[BEGIN Data supplied]
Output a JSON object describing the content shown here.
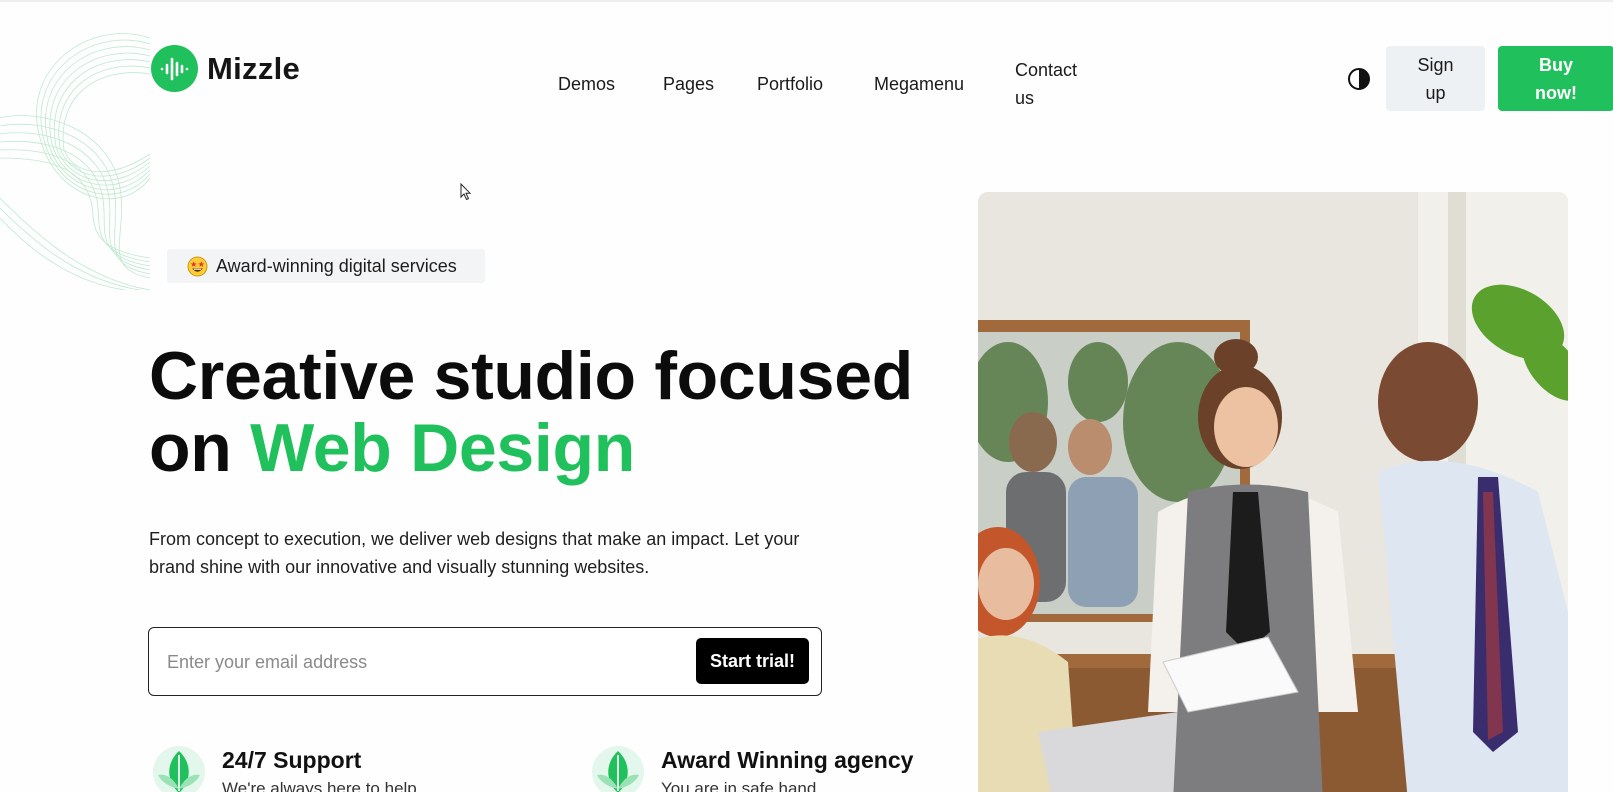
{
  "brand": {
    "name": "Mizzle",
    "accent_color": "#20c05c",
    "logo_icon": "soundwave-icon"
  },
  "nav": {
    "items": [
      {
        "label": "Demos"
      },
      {
        "label": "Pages"
      },
      {
        "label": "Portfolio"
      },
      {
        "label": "Megamenu"
      },
      {
        "label": "Contact us"
      }
    ],
    "theme_toggle_icon": "contrast-icon",
    "signup_label": "Sign up",
    "buy_label": "Buy now!"
  },
  "hero": {
    "badge_emoji": "star-struck-emoji-icon",
    "badge_text": "Award-winning digital services",
    "title_line1": "Creative studio focused",
    "title_on": "on ",
    "title_accent": "Web Design",
    "description": "From concept to execution, we deliver web designs that make an impact. Let your brand shine with our innovative and visually stunning websites.",
    "email_placeholder": "Enter your email address",
    "cta_label": "Start trial!"
  },
  "features": [
    {
      "icon": "leaf-icon",
      "title": "24/7 Support",
      "subtitle": "We're always here to help"
    },
    {
      "icon": "leaf-icon",
      "title": "Award Winning agency",
      "subtitle": "You are in safe hand"
    }
  ],
  "photo": {
    "icon": "office-team-photo"
  }
}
[END Data supplied]
What you are asked to do
Copy out the data above exactly, except the pictures.

Task output
Output a JSON object describing the content shown here.
{
  "brand": {
    "name": "Mizzle",
    "accent_color": "#20c05c",
    "logo_icon": "soundwave-icon"
  },
  "nav": {
    "items": [
      {
        "label": "Demos"
      },
      {
        "label": "Pages"
      },
      {
        "label": "Portfolio"
      },
      {
        "label": "Megamenu"
      },
      {
        "label": "Contact us"
      }
    ],
    "theme_toggle_icon": "contrast-icon",
    "signup_label": "Sign up",
    "buy_label": "Buy now!"
  },
  "hero": {
    "badge_emoji": "star-struck-emoji-icon",
    "badge_text": "Award-winning digital services",
    "title_line1": "Creative studio focused",
    "title_on": "on ",
    "title_accent": "Web Design",
    "description": "From concept to execution, we deliver web designs that make an impact. Let your brand shine with our innovative and visually stunning websites.",
    "email_placeholder": "Enter your email address",
    "cta_label": "Start trial!"
  },
  "features": [
    {
      "icon": "leaf-icon",
      "title": "24/7 Support",
      "subtitle": "We're always here to help"
    },
    {
      "icon": "leaf-icon",
      "title": "Award Winning agency",
      "subtitle": "You are in safe hand"
    }
  ],
  "photo": {
    "icon": "office-team-photo"
  }
}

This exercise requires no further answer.